Repeat the data below exactly, dropping any pictures it holds.

[Figure content listings]
::::::

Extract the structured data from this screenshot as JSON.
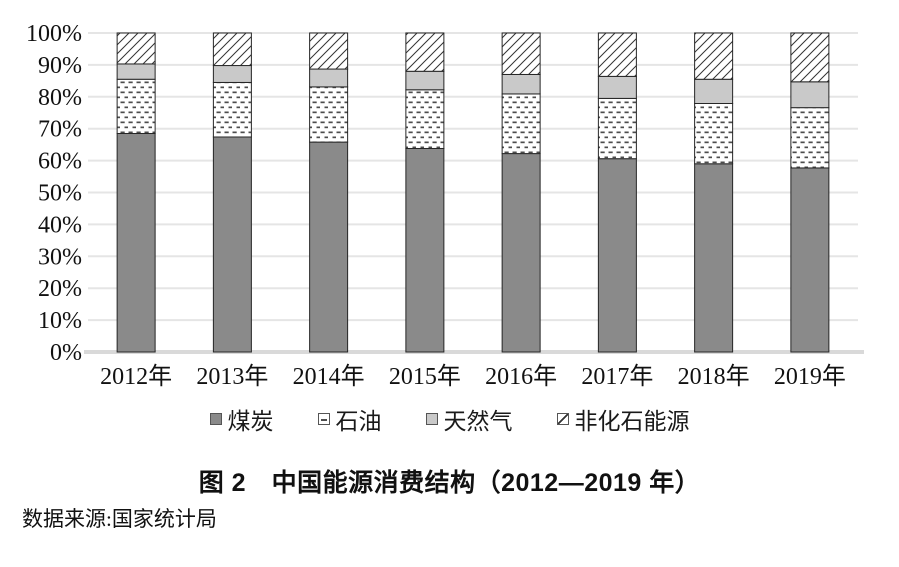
{
  "figure": {
    "caption": "图 2　中国能源消费结构（2012—2019 年）",
    "source": "数据来源:国家统计局"
  },
  "colors": {
    "background": "#ffffff",
    "coal_fill": "#8a8a8a",
    "gas_fill": "#c9c9c9",
    "pattern_ink": "#4d4d4d",
    "hatch_ink": "#333333",
    "bar_border": "#262626",
    "gridline": "#e5e5e5",
    "axis_line": "#d9d9d9",
    "text": "#111111"
  },
  "y_axis": {
    "tick_labels": [
      "0%",
      "10%",
      "20%",
      "30%",
      "40%",
      "50%",
      "60%",
      "70%",
      "80%",
      "90%",
      "100%"
    ]
  },
  "legend": [
    {
      "key": "coal",
      "label": "煤炭",
      "swatch": "solid-dark-gray"
    },
    {
      "key": "oil",
      "label": "石油",
      "swatch": "dotted-dashes"
    },
    {
      "key": "natural-gas",
      "label": "天然气",
      "swatch": "solid-light-gray"
    },
    {
      "key": "non-fossil",
      "label": "非化石能源",
      "swatch": "diagonal-hatch"
    }
  ],
  "chart_data": {
    "type": "bar",
    "variant": "stacked-percent",
    "title": "中国能源消费结构（2012—2019 年）",
    "categories": [
      "2012年",
      "2013年",
      "2014年",
      "2015年",
      "2016年",
      "2017年",
      "2018年",
      "2019年"
    ],
    "series": [
      {
        "key": "coal",
        "name": "煤炭",
        "style": "solid-dark-gray",
        "values": [
          68.5,
          67.4,
          65.8,
          63.8,
          62.2,
          60.6,
          59.0,
          57.7
        ]
      },
      {
        "key": "oil",
        "name": "石油",
        "style": "dotted-dashes",
        "values": [
          17.0,
          17.1,
          17.3,
          18.4,
          18.7,
          18.9,
          18.9,
          18.9
        ]
      },
      {
        "key": "natural-gas",
        "name": "天然气",
        "style": "solid-light-gray",
        "values": [
          4.8,
          5.3,
          5.6,
          5.8,
          6.1,
          6.9,
          7.6,
          8.1
        ]
      },
      {
        "key": "non-fossil",
        "name": "非化石能源",
        "style": "diagonal-hatch",
        "values": [
          9.7,
          10.2,
          11.3,
          12.0,
          13.0,
          13.6,
          14.5,
          15.3
        ]
      }
    ],
    "ylim": [
      0,
      100
    ],
    "ytick_step": 10,
    "grid": true,
    "legend_position": "bottom",
    "xlabel": "",
    "ylabel": ""
  }
}
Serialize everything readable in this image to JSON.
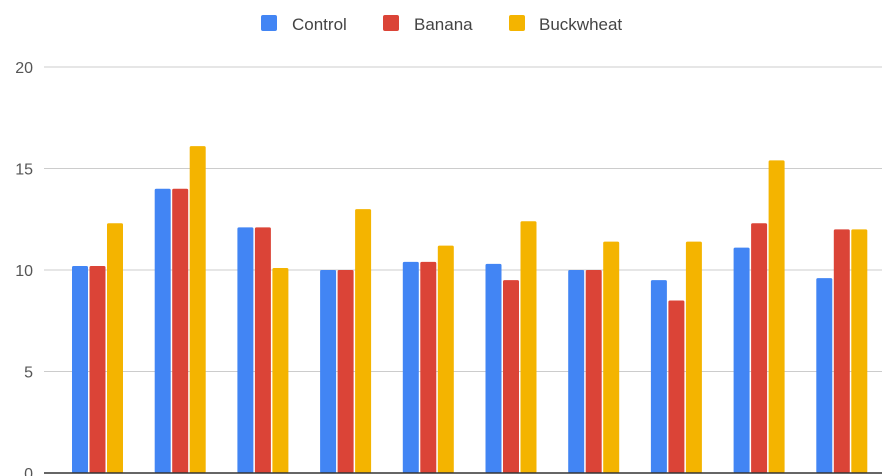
{
  "chart_data": {
    "type": "bar",
    "categories": [
      "",
      "",
      "",
      "",
      "",
      "",
      "",
      "",
      "",
      ""
    ],
    "series": [
      {
        "name": "Control",
        "color": "#4285F4",
        "values": [
          10.2,
          14.0,
          12.1,
          10.0,
          10.4,
          10.3,
          10.0,
          9.5,
          11.1,
          9.6
        ]
      },
      {
        "name": "Banana",
        "color": "#DB4437",
        "values": [
          10.2,
          14.0,
          12.1,
          10.0,
          10.4,
          9.5,
          10.0,
          8.5,
          12.3,
          12.0
        ]
      },
      {
        "name": "Buckwheat",
        "color": "#F4B400",
        "values": [
          12.3,
          16.1,
          10.1,
          13.0,
          11.2,
          12.4,
          11.4,
          11.4,
          15.4,
          12.0
        ]
      }
    ],
    "title": "",
    "xlabel": "",
    "ylabel": "",
    "ylim": [
      0,
      20
    ],
    "yticks": [
      "0",
      "5",
      "10",
      "15",
      "20"
    ],
    "grid": true,
    "legend_position": "top-center"
  }
}
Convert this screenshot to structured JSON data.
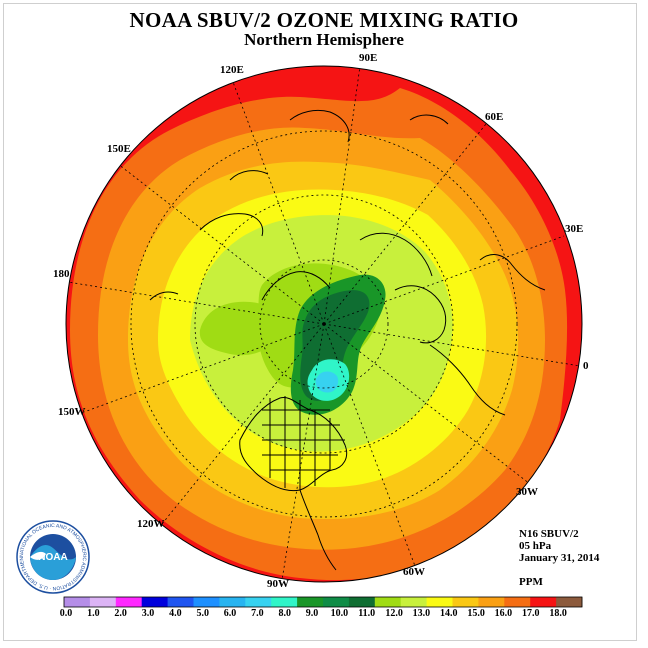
{
  "title": "NOAA SBUV/2 OZONE MIXING RATIO",
  "subtitle": "Northern Hemisphere",
  "longitude_labels": {
    "lon_90e": "90E",
    "lon_60e": "60E",
    "lon_120e": "120E",
    "lon_150e": "150E",
    "lon_30e": "30E",
    "lon_180": "180",
    "lon_0": "0",
    "lon_150w": "150W",
    "lon_30w": "30W",
    "lon_120w": "120W",
    "lon_60w": "60W",
    "lon_90w": "90W"
  },
  "info": {
    "instrument": "N16 SBUV/2",
    "level": "05 hPa",
    "date": "January 31, 2014",
    "units": "PPM"
  },
  "logo": {
    "text": "NOAA",
    "ring_text": "NATIONAL OCEANIC AND ATMOSPHERIC ADMINISTRATION · U.S. DEPARTMENT OF COMMERCE"
  },
  "colorbar": {
    "labels": [
      "0.0",
      "1.0",
      "2.0",
      "3.0",
      "4.0",
      "5.0",
      "6.0",
      "7.0",
      "8.0",
      "9.0",
      "10.0",
      "11.0",
      "12.0",
      "13.0",
      "14.0",
      "15.0",
      "16.0",
      "17.0",
      "18.0"
    ],
    "colors": [
      "#b58ee8",
      "#dcb4f5",
      "#ff28ff",
      "#0000dc",
      "#1f55f0",
      "#1e90ff",
      "#28b4f0",
      "#37d2f0",
      "#30f5c8",
      "#199628",
      "#0f8c46",
      "#0f6e32",
      "#a0dc14",
      "#c8f03c",
      "#fafa14",
      "#fac814",
      "#faa014",
      "#f56e14",
      "#f51414",
      "#8c5a3c"
    ]
  }
}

::::::

Reply to the task.
Extract the structured data from this screenshot as JSON.
{
  "figure": {
    "caption": "图 2　中国能源消费结构（2012—2019 年）",
    "source": "数据来源:国家统计局"
  },
  "colors": {
    "background": "#ffffff",
    "coal_fill": "#8a8a8a",
    "gas_fill": "#c9c9c9",
    "pattern_ink": "#4d4d4d",
    "hatch_ink": "#333333",
    "bar_border": "#262626",
    "gridline": "#e5e5e5",
    "axis_line": "#d9d9d9",
    "text": "#111111"
  },
  "y_axis": {
    "tick_labels": [
      "0%",
      "10%",
      "20%",
      "30%",
      "40%",
      "50%",
      "60%",
      "70%",
      "80%",
      "90%",
      "100%"
    ]
  },
  "legend": [
    {
      "key": "coal",
      "label": "煤炭",
      "swatch": "solid-dark-gray"
    },
    {
      "key": "oil",
      "label": "石油",
      "swatch": "dotted-dashes"
    },
    {
      "key": "natural-gas",
      "label": "天然气",
      "swatch": "solid-light-gray"
    },
    {
      "key": "non-fossil",
      "label": "非化石能源",
      "swatch": "diagonal-hatch"
    }
  ],
  "chart_data": {
    "type": "bar",
    "variant": "stacked-percent",
    "title": "中国能源消费结构（2012—2019 年）",
    "categories": [
      "2012年",
      "2013年",
      "2014年",
      "2015年",
      "2016年",
      "2017年",
      "2018年",
      "2019年"
    ],
    "series": [
      {
        "key": "coal",
        "name": "煤炭",
        "style": "solid-dark-gray",
        "values": [
          68.5,
          67.4,
          65.8,
          63.8,
          62.2,
          60.6,
          59.0,
          57.7
        ]
      },
      {
        "key": "oil",
        "name": "石油",
        "style": "dotted-dashes",
        "values": [
          17.0,
          17.1,
          17.3,
          18.4,
          18.7,
          18.9,
          18.9,
          18.9
        ]
      },
      {
        "key": "natural-gas",
        "name": "天然气",
        "style": "solid-light-gray",
        "values": [
          4.8,
          5.3,
          5.6,
          5.8,
          6.1,
          6.9,
          7.6,
          8.1
        ]
      },
      {
        "key": "non-fossil",
        "name": "非化石能源",
        "style": "diagonal-hatch",
        "values": [
          9.7,
          10.2,
          11.3,
          12.0,
          13.0,
          13.6,
          14.5,
          15.3
        ]
      }
    ],
    "ylim": [
      0,
      100
    ],
    "ytick_step": 10,
    "grid": true,
    "legend_position": "bottom",
    "xlabel": "",
    "ylabel": ""
  }
}
Serialize everything readable in this image to JSON.
{
  "chart_data": {
    "type": "bar",
    "categories": [
      "",
      "",
      "",
      "",
      "",
      "",
      "",
      "",
      "",
      ""
    ],
    "series": [
      {
        "name": "Control",
        "color": "#4285F4",
        "values": [
          10.2,
          14.0,
          12.1,
          10.0,
          10.4,
          10.3,
          10.0,
          9.5,
          11.1,
          9.6
        ]
      },
      {
        "name": "Banana",
        "color": "#DB4437",
        "values": [
          10.2,
          14.0,
          12.1,
          10.0,
          10.4,
          9.5,
          10.0,
          8.5,
          12.3,
          12.0
        ]
      },
      {
        "name": "Buckwheat",
        "color": "#F4B400",
        "values": [
          12.3,
          16.1,
          10.1,
          13.0,
          11.2,
          12.4,
          11.4,
          11.4,
          15.4,
          12.0
        ]
      }
    ],
    "title": "",
    "xlabel": "",
    "ylabel": "",
    "ylim": [
      0,
      20
    ],
    "yticks": [
      "0",
      "5",
      "10",
      "15",
      "20"
    ],
    "grid": true,
    "legend_position": "top-center"
  }
}
Convert this screenshot to structured JSON data.
{
  "title": "NOAA SBUV/2 OZONE MIXING RATIO",
  "subtitle": "Northern Hemisphere",
  "longitude_labels": {
    "lon_90e": "90E",
    "lon_60e": "60E",
    "lon_120e": "120E",
    "lon_150e": "150E",
    "lon_30e": "30E",
    "lon_180": "180",
    "lon_0": "0",
    "lon_150w": "150W",
    "lon_30w": "30W",
    "lon_120w": "120W",
    "lon_60w": "60W",
    "lon_90w": "90W"
  },
  "info": {
    "instrument": "N16 SBUV/2",
    "level": "05 hPa",
    "date": "January 31, 2014",
    "units": "PPM"
  },
  "logo": {
    "text": "NOAA",
    "ring_text": "NATIONAL OCEANIC AND ATMOSPHERIC ADMINISTRATION · U.S. DEPARTMENT OF COMMERCE"
  },
  "colorbar": {
    "labels": [
      "0.0",
      "1.0",
      "2.0",
      "3.0",
      "4.0",
      "5.0",
      "6.0",
      "7.0",
      "8.0",
      "9.0",
      "10.0",
      "11.0",
      "12.0",
      "13.0",
      "14.0",
      "15.0",
      "16.0",
      "17.0",
      "18.0"
    ],
    "colors": [
      "#b58ee8",
      "#dcb4f5",
      "#ff28ff",
      "#0000dc",
      "#1f55f0",
      "#1e90ff",
      "#28b4f0",
      "#37d2f0",
      "#30f5c8",
      "#199628",
      "#0f8c46",
      "#0f6e32",
      "#a0dc14",
      "#c8f03c",
      "#fafa14",
      "#fac814",
      "#faa014",
      "#f56e14",
      "#f51414",
      "#8c5a3c"
    ]
  }
}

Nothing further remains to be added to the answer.